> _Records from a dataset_
════════════════
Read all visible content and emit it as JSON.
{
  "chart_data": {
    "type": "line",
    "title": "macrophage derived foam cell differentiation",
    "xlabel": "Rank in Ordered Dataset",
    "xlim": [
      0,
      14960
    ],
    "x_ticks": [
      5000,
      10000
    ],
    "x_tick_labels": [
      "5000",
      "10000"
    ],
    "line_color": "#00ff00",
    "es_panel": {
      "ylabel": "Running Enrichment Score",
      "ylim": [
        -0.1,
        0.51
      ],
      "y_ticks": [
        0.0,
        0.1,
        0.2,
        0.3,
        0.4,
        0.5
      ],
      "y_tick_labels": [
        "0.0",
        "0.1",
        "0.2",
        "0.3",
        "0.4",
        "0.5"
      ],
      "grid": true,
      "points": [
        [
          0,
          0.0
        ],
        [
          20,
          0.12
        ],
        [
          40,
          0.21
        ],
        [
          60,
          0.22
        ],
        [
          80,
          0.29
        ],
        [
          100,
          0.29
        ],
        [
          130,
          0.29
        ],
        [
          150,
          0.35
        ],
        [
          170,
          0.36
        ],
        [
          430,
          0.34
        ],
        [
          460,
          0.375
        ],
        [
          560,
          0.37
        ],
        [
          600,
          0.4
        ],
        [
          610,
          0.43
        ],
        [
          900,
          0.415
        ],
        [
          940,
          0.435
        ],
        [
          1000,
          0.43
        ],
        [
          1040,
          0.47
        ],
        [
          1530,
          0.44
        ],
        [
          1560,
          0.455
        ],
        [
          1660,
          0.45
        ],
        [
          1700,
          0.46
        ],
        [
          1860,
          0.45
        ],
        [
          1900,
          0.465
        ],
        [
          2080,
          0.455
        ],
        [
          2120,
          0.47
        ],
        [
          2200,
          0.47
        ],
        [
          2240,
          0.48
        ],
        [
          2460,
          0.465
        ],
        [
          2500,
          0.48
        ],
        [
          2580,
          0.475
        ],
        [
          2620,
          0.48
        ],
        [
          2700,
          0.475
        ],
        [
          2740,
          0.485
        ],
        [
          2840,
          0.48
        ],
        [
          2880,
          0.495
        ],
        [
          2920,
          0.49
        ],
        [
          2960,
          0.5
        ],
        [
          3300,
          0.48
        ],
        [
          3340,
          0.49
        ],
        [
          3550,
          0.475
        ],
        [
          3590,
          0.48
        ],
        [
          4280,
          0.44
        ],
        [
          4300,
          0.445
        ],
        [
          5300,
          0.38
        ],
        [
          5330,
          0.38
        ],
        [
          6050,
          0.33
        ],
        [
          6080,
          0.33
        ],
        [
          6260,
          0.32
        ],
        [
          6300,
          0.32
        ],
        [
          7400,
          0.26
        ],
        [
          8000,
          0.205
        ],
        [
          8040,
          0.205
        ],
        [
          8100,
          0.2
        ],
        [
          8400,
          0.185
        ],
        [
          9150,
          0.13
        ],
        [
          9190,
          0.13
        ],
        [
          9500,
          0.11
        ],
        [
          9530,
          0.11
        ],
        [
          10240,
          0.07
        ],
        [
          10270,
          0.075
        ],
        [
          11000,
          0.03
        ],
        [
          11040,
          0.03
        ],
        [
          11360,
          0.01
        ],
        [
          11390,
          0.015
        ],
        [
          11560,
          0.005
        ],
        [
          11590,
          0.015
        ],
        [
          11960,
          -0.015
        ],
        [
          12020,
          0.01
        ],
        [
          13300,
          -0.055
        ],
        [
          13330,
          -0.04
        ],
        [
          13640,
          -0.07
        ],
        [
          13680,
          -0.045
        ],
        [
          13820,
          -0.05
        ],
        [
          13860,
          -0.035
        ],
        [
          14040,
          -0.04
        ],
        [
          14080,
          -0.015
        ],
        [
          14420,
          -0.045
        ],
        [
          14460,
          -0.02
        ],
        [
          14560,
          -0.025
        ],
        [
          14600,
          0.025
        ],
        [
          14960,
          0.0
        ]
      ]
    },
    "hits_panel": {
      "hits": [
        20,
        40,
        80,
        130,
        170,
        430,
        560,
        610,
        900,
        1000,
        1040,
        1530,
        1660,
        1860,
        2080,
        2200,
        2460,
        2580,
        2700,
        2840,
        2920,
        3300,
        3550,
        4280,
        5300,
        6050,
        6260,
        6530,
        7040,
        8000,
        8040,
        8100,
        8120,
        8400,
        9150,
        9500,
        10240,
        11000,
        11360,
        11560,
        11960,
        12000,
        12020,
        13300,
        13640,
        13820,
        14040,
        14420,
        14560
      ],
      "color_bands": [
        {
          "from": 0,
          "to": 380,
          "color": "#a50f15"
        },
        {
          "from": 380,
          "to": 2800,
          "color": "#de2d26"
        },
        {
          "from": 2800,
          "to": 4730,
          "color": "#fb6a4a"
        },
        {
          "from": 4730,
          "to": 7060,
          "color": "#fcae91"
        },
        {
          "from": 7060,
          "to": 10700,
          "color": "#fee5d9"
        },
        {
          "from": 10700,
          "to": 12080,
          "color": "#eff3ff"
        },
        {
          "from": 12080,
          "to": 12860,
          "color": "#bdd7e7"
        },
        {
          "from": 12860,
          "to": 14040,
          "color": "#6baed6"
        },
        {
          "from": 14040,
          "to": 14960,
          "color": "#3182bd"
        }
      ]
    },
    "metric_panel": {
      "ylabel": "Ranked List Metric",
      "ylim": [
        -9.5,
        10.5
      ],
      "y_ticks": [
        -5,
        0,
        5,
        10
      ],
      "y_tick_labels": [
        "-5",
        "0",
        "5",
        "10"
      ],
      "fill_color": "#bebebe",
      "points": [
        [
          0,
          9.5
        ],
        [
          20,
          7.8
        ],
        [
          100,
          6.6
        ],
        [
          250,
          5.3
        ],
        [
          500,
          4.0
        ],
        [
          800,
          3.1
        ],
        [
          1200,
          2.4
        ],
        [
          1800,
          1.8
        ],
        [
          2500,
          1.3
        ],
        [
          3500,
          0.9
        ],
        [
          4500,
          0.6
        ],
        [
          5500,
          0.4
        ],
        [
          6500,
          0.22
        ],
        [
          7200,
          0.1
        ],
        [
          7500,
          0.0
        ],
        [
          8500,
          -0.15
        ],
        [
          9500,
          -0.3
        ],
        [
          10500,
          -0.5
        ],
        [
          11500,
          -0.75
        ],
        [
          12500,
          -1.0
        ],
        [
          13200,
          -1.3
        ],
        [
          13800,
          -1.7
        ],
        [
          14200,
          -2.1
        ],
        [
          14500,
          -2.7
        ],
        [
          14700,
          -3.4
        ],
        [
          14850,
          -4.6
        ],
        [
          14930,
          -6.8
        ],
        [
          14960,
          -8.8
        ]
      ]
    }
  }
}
════════════════
> _Description of the task_
Write every entry out again exactly.

> _Full response_
Read all visible content and emit it as JSON.
{
  "chart_data": {
    "type": "line",
    "title": "macrophage derived foam cell differentiation",
    "xlabel": "Rank in Ordered Dataset",
    "xlim": [
      0,
      14960
    ],
    "x_ticks": [
      5000,
      10000
    ],
    "x_tick_labels": [
      "5000",
      "10000"
    ],
    "line_color": "#00ff00",
    "es_panel": {
      "ylabel": "Running Enrichment Score",
      "ylim": [
        -0.1,
        0.51
      ],
      "y_ticks": [
        0.0,
        0.1,
        0.2,
        0.3,
        0.4,
        0.5
      ],
      "y_tick_labels": [
        "0.0",
        "0.1",
        "0.2",
        "0.3",
        "0.4",
        "0.5"
      ],
      "grid": true,
      "points": [
        [
          0,
          0.0
        ],
        [
          20,
          0.12
        ],
        [
          40,
          0.21
        ],
        [
          60,
          0.22
        ],
        [
          80,
          0.29
        ],
        [
          100,
          0.29
        ],
        [
          130,
          0.29
        ],
        [
          150,
          0.35
        ],
        [
          170,
          0.36
        ],
        [
          430,
          0.34
        ],
        [
          460,
          0.375
        ],
        [
          560,
          0.37
        ],
        [
          600,
          0.4
        ],
        [
          610,
          0.43
        ],
        [
          900,
          0.415
        ],
        [
          940,
          0.435
        ],
        [
          1000,
          0.43
        ],
        [
          1040,
          0.47
        ],
        [
          1530,
          0.44
        ],
        [
          1560,
          0.455
        ],
        [
          1660,
          0.45
        ],
        [
          1700,
          0.46
        ],
        [
          1860,
          0.45
        ],
        [
          1900,
          0.465
        ],
        [
          2080,
          0.455
        ],
        [
          2120,
          0.47
        ],
        [
          2200,
          0.47
        ],
        [
          2240,
          0.48
        ],
        [
          2460,
          0.465
        ],
        [
          2500,
          0.48
        ],
        [
          2580,
          0.475
        ],
        [
          2620,
          0.48
        ],
        [
          2700,
          0.475
        ],
        [
          2740,
          0.485
        ],
        [
          2840,
          0.48
        ],
        [
          2880,
          0.495
        ],
        [
          2920,
          0.49
        ],
        [
          2960,
          0.5
        ],
        [
          3300,
          0.48
        ],
        [
          3340,
          0.49
        ],
        [
          3550,
          0.475
        ],
        [
          3590,
          0.48
        ],
        [
          4280,
          0.44
        ],
        [
          4300,
          0.445
        ],
        [
          5300,
          0.38
        ],
        [
          5330,
          0.38
        ],
        [
          6050,
          0.33
        ],
        [
          6080,
          0.33
        ],
        [
          6260,
          0.32
        ],
        [
          6300,
          0.32
        ],
        [
          7400,
          0.26
        ],
        [
          8000,
          0.205
        ],
        [
          8040,
          0.205
        ],
        [
          8100,
          0.2
        ],
        [
          8400,
          0.185
        ],
        [
          9150,
          0.13
        ],
        [
          9190,
          0.13
        ],
        [
          9500,
          0.11
        ],
        [
          9530,
          0.11
        ],
        [
          10240,
          0.07
        ],
        [
          10270,
          0.075
        ],
        [
          11000,
          0.03
        ],
        [
          11040,
          0.03
        ],
        [
          11360,
          0.01
        ],
        [
          11390,
          0.015
        ],
        [
          11560,
          0.005
        ],
        [
          11590,
          0.015
        ],
        [
          11960,
          -0.015
        ],
        [
          12020,
          0.01
        ],
        [
          13300,
          -0.055
        ],
        [
          13330,
          -0.04
        ],
        [
          13640,
          -0.07
        ],
        [
          13680,
          -0.045
        ],
        [
          13820,
          -0.05
        ],
        [
          13860,
          -0.035
        ],
        [
          14040,
          -0.04
        ],
        [
          14080,
          -0.015
        ],
        [
          14420,
          -0.045
        ],
        [
          14460,
          -0.02
        ],
        [
          14560,
          -0.025
        ],
        [
          14600,
          0.025
        ],
        [
          14960,
          0.0
        ]
      ]
    },
    "hits_panel": {
      "hits": [
        20,
        40,
        80,
        130,
        170,
        430,
        560,
        610,
        900,
        1000,
        1040,
        1530,
        1660,
        1860,
        2080,
        2200,
        2460,
        2580,
        2700,
        2840,
        2920,
        3300,
        3550,
        4280,
        5300,
        6050,
        6260,
        6530,
        7040,
        8000,
        8040,
        8100,
        8120,
        8400,
        9150,
        9500,
        10240,
        11000,
        11360,
        11560,
        11960,
        12000,
        12020,
        13300,
        13640,
        13820,
        14040,
        14420,
        14560
      ],
      "color_bands": [
        {
          "from": 0,
          "to": 380,
          "color": "#a50f15"
        },
        {
          "from": 380,
          "to": 2800,
          "color": "#de2d26"
        },
        {
          "from": 2800,
          "to": 4730,
          "color": "#fb6a4a"
        },
        {
          "from": 4730,
          "to": 7060,
          "color": "#fcae91"
        },
        {
          "from": 7060,
          "to": 10700,
          "color": "#fee5d9"
        },
        {
          "from": 10700,
          "to": 12080,
          "color": "#eff3ff"
        },
        {
          "from": 12080,
          "to": 12860,
          "color": "#bdd7e7"
        },
        {
          "from": 12860,
          "to": 14040,
          "color": "#6baed6"
        },
        {
          "from": 14040,
          "to": 14960,
          "color": "#3182bd"
        }
      ]
    },
    "metric_panel": {
      "ylabel": "Ranked List Metric",
      "ylim": [
        -9.5,
        10.5
      ],
      "y_ticks": [
        -5,
        0,
        5,
        10
      ],
      "y_tick_labels": [
        "-5",
        "0",
        "5",
        "10"
      ],
      "fill_color": "#bebebe",
      "points": [
        [
          0,
          9.5
        ],
        [
          20,
          7.8
        ],
        [
          100,
          6.6
        ],
        [
          250,
          5.3
        ],
        [
          500,
          4.0
        ],
        [
          800,
          3.1
        ],
        [
          1200,
          2.4
        ],
        [
          1800,
          1.8
        ],
        [
          2500,
          1.3
        ],
        [
          3500,
          0.9
        ],
        [
          4500,
          0.6
        ],
        [
          5500,
          0.4
        ],
        [
          6500,
          0.22
        ],
        [
          7200,
          0.1
        ],
        [
          7500,
          0.0
        ],
        [
          8500,
          -0.15
        ],
        [
          9500,
          -0.3
        ],
        [
          10500,
          -0.5
        ],
        [
          11500,
          -0.75
        ],
        [
          12500,
          -1.0
        ],
        [
          13200,
          -1.3
        ],
        [
          13800,
          -1.7
        ],
        [
          14200,
          -2.1
        ],
        [
          14500,
          -2.7
        ],
        [
          14700,
          -3.4
        ],
        [
          14850,
          -4.6
        ],
        [
          14930,
          -6.8
        ],
        [
          14960,
          -8.8
        ]
      ]
    }
  }
}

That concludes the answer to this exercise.